- [Input]
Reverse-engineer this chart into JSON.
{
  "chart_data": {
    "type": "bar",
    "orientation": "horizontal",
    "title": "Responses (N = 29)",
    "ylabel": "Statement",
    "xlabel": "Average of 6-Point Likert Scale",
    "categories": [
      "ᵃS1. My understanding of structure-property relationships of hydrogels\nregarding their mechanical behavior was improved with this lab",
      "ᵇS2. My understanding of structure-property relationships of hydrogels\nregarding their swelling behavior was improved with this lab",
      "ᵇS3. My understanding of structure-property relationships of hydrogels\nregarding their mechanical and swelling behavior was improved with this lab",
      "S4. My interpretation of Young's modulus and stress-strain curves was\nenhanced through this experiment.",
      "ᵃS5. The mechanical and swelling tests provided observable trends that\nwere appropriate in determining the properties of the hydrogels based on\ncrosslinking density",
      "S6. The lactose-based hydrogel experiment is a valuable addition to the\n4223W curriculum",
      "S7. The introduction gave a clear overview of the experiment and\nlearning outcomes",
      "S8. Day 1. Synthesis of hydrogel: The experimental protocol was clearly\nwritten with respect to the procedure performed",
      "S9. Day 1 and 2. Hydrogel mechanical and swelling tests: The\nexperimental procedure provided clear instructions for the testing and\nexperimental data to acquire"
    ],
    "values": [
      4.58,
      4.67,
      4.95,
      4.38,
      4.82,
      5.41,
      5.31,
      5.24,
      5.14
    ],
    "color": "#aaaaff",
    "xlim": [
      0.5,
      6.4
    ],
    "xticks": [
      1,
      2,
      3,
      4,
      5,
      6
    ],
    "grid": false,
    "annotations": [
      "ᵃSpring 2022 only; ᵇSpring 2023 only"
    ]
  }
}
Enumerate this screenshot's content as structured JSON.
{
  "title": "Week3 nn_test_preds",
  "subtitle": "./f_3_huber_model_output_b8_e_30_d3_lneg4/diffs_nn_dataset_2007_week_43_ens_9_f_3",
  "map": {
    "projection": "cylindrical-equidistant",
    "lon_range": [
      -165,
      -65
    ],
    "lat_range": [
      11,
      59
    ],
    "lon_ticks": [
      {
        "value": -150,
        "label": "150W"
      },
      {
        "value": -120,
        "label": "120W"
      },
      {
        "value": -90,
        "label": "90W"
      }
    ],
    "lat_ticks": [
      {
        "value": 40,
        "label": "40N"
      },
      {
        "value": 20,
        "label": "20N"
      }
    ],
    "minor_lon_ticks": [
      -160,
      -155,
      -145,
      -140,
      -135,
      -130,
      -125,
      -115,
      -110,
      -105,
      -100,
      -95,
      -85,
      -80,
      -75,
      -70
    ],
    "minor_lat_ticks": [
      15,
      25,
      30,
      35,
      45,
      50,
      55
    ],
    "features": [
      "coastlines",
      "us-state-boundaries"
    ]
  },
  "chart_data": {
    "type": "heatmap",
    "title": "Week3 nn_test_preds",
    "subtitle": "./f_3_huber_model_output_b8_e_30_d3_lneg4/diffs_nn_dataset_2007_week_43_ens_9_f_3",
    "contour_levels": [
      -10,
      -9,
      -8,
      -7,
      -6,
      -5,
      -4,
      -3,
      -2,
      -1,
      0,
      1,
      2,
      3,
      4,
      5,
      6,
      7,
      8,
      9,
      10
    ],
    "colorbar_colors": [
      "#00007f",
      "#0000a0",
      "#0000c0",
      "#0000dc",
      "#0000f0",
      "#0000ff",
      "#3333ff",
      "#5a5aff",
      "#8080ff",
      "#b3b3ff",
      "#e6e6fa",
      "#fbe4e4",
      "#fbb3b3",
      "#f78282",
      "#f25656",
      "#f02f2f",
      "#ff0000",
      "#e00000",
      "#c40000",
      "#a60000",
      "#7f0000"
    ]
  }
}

- [Work to complete]
Lines containing the string "property" are to be selected and copied.

- [Task output]
      "ᵃS1. My understanding of structure-property relationships of hydrogels\nregarding their mechanical behavior was improved with this lab",
      "ᵇS2. My understanding of structure-property relationships of hydrogels\nregarding their swelling behavior was improved with this lab",
      "ᵇS3. My understanding of structure-property relationships of hydrogels\nregarding their mechanical and swelling behavior was improved with this lab",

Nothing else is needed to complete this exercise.